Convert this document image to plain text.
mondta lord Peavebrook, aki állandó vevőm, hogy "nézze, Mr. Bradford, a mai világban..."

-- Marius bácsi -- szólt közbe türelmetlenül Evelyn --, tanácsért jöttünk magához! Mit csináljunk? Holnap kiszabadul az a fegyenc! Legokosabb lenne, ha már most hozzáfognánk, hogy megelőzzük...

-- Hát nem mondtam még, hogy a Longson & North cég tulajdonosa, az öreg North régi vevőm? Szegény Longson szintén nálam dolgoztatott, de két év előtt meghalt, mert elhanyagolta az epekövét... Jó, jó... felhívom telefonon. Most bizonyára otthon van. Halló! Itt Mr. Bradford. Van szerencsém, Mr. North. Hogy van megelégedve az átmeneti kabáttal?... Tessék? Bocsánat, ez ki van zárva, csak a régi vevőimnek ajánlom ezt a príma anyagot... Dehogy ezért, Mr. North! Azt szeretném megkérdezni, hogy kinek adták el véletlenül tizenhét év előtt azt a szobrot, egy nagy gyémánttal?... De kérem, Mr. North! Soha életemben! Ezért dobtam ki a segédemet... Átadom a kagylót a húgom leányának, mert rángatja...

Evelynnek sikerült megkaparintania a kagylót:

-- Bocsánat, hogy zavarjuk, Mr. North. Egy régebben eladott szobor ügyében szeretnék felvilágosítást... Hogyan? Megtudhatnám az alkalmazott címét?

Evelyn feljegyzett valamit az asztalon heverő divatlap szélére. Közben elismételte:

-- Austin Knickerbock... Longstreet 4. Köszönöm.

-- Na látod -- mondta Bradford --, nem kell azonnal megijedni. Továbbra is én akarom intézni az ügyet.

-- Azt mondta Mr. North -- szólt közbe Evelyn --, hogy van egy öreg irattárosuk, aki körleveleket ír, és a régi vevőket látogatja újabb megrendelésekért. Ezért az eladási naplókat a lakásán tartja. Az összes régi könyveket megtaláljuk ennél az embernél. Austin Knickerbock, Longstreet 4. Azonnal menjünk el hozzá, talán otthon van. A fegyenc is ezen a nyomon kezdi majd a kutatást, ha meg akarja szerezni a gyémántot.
______________________________
> _WRITTEN REQUEST_
Copy every line above that includes the string "szólt".

> _THE OUTPUT_
-- Marius bácsi -- szólt közbe türelmetlenül Evelyn --, tanácsért jöttünk magához! Mit csináljunk? Holnap kiszabadul az a fegyenc! Legokosabb lenne, ha már most hozzáfognánk, hogy megelőzzük...
-- Azt mondta Mr. North -- szólt közbe Evelyn --, hogy van egy öreg irattárosuk, aki körleveleket ír, és a régi vevőket látogatja újabb megrendelésekért. Ezért az eladási naplókat a lakásán tartja. Az összes régi könyveket megtaláljuk ennél az embernél. Austin Knickerbock, Longstreet 4. Azonnal menjünk el hozzá, talán otthon van. A fegyenc is ezen a nyomon kezdi majd a kutatást, ha meg akarja szerezni a gyémántot.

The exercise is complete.